#### Instructions to follow:
From the listing below, count the lines where the string "color" occurs. Give the number, with no other words.

#### Exercise data:
────

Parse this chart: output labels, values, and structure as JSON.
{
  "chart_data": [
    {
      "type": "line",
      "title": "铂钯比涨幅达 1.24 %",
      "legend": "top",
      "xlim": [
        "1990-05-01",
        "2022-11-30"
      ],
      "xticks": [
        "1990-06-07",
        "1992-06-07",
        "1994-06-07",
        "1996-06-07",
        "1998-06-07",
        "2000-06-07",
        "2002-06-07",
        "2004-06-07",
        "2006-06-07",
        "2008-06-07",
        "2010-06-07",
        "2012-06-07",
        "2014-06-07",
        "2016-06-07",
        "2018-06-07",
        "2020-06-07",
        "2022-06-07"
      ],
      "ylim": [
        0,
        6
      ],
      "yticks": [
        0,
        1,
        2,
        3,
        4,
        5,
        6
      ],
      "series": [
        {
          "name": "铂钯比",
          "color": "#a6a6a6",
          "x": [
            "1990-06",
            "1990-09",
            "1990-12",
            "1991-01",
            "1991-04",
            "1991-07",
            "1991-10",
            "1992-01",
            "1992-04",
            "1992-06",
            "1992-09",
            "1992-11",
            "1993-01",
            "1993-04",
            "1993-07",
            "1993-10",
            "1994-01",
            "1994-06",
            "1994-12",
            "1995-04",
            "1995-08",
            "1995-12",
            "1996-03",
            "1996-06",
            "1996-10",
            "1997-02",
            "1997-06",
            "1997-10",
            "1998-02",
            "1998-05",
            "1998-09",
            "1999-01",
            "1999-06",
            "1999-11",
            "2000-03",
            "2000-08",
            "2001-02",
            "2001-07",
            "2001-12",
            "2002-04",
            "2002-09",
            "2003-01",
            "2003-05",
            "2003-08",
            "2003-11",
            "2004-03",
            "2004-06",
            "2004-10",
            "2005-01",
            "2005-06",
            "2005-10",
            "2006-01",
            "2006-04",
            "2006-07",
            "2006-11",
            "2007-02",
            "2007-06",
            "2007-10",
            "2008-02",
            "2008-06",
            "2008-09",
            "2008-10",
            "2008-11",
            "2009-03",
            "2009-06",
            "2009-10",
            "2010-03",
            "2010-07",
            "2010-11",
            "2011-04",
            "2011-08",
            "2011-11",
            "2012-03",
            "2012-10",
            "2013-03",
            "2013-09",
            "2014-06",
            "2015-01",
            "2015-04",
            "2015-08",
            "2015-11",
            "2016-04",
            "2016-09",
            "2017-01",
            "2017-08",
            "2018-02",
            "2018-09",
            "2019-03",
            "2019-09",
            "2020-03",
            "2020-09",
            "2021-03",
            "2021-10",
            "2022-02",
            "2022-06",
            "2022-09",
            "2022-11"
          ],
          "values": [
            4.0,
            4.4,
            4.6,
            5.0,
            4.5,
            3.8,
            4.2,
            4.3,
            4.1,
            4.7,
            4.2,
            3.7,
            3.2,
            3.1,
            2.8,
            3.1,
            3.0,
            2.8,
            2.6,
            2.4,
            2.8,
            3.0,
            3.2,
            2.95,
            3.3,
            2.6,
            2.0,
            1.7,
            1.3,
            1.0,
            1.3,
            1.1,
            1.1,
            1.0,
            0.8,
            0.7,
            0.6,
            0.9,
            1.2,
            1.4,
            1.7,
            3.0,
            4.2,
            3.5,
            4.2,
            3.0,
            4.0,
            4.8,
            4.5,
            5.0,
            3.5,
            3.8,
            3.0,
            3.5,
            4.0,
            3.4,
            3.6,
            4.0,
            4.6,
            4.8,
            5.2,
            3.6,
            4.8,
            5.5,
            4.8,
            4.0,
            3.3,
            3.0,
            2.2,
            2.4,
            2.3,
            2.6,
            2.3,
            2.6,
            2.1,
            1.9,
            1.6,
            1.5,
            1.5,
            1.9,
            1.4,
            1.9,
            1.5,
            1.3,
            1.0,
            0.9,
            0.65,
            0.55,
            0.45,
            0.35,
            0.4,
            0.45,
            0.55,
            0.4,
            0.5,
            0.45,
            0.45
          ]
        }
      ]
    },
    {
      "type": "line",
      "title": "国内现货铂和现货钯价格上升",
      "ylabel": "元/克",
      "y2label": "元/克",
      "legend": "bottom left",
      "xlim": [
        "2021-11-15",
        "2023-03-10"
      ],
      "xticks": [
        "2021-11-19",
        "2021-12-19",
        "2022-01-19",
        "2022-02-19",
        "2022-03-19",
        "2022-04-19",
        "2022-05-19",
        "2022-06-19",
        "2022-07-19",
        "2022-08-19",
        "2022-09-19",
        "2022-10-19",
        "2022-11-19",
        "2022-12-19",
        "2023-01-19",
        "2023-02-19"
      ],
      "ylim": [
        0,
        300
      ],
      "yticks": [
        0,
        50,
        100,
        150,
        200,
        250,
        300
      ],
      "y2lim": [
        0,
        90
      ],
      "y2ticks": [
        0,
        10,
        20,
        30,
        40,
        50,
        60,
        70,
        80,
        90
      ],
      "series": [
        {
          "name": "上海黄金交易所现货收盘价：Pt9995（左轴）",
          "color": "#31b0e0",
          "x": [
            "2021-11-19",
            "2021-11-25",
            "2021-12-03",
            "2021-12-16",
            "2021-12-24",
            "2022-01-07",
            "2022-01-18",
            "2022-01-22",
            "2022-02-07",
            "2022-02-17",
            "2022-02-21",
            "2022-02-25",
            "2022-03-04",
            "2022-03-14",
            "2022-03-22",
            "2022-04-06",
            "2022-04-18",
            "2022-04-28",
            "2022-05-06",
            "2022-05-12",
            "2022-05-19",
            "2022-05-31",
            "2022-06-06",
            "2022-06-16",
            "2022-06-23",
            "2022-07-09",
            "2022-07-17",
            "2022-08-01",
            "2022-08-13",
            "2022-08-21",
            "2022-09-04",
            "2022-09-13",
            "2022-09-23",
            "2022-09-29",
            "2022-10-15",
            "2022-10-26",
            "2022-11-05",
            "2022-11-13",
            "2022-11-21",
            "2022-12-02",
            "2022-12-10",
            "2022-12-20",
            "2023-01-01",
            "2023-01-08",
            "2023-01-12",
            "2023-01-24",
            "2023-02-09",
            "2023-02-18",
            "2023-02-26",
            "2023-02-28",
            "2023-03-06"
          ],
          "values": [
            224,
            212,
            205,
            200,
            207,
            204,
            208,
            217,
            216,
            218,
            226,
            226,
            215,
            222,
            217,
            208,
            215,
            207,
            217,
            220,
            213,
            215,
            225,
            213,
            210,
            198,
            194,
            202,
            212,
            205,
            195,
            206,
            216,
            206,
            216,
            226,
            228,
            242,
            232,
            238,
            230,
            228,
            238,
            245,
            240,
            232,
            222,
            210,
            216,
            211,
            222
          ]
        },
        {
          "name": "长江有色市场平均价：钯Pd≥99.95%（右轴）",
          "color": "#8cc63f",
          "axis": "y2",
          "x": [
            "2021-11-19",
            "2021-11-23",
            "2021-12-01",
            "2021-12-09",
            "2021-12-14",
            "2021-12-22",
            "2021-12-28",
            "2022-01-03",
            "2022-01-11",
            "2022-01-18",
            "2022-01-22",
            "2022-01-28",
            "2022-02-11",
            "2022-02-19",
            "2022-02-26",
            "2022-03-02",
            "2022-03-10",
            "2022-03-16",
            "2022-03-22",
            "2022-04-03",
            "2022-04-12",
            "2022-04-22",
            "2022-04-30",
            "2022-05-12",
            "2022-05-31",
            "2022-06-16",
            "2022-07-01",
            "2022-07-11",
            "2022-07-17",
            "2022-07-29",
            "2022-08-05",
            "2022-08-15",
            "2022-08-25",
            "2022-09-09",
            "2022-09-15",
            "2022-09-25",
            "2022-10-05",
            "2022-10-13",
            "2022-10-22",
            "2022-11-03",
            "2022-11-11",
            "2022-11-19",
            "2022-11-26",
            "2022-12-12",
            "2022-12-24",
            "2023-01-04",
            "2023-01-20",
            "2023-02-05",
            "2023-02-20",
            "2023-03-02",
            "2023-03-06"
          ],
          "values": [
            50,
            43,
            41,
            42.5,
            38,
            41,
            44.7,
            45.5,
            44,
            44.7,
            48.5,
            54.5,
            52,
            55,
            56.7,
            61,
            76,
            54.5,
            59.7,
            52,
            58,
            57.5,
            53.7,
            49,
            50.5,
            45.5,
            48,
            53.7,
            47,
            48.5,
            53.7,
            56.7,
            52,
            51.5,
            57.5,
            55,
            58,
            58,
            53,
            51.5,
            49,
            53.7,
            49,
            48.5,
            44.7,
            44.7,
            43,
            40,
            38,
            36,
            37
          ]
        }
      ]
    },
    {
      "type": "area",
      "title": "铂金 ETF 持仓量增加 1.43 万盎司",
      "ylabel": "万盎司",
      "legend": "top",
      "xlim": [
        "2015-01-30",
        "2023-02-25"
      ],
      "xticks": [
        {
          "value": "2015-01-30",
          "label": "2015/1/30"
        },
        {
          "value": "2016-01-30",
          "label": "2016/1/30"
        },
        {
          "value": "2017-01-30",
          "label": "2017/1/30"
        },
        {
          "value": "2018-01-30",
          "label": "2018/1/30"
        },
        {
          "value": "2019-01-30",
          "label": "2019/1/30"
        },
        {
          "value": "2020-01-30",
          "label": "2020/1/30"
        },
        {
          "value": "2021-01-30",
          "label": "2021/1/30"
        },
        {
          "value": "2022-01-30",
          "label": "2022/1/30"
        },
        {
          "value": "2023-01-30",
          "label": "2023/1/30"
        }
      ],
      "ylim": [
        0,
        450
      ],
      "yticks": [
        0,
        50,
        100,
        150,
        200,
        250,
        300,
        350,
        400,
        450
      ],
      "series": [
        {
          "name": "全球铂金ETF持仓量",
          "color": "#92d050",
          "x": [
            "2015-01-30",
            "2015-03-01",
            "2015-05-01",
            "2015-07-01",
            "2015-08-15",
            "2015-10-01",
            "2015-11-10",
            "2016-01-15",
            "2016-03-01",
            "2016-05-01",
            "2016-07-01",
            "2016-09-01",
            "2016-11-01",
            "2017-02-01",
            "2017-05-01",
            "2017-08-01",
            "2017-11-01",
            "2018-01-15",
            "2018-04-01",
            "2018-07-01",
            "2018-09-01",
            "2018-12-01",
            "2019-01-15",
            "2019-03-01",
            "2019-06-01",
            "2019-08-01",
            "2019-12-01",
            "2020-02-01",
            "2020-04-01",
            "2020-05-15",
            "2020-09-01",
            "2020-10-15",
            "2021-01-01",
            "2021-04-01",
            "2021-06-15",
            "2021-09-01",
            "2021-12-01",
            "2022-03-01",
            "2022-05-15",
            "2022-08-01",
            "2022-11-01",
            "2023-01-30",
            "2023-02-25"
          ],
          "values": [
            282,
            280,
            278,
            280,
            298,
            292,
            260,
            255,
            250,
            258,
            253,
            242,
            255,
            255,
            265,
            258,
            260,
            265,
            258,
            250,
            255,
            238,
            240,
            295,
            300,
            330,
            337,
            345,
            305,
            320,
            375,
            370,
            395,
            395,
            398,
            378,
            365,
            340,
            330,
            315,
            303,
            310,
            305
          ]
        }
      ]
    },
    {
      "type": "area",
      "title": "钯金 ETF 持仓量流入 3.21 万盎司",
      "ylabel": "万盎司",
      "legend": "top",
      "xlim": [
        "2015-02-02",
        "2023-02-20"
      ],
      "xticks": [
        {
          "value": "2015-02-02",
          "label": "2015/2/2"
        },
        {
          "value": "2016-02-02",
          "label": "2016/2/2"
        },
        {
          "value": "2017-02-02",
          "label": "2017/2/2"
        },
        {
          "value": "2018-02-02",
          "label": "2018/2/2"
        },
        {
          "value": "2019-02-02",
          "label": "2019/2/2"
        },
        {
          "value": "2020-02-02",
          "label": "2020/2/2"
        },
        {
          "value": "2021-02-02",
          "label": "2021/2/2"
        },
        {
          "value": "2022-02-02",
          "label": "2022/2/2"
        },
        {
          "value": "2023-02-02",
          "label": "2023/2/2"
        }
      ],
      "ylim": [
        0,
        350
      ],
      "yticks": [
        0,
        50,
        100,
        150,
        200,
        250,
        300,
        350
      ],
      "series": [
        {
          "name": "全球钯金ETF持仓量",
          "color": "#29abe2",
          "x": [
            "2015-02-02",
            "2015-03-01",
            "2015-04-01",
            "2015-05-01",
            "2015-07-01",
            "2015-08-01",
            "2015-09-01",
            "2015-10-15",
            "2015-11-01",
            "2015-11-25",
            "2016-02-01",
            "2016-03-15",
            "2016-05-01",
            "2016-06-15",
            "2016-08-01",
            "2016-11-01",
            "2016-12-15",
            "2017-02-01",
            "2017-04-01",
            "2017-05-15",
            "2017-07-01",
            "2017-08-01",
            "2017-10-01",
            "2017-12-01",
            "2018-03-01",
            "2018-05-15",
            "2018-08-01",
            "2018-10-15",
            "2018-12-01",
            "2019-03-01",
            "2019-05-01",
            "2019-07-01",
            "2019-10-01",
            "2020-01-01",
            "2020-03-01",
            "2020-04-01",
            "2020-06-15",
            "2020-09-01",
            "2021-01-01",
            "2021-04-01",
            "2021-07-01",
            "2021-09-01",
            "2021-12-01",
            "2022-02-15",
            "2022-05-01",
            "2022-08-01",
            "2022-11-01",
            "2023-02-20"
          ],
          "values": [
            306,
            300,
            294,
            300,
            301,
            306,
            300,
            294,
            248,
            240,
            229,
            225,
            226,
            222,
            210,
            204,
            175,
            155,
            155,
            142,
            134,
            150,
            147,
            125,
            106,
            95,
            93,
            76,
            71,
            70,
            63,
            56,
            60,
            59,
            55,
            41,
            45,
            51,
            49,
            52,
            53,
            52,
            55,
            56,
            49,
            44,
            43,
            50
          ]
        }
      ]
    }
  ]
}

────

#### Finished task:
5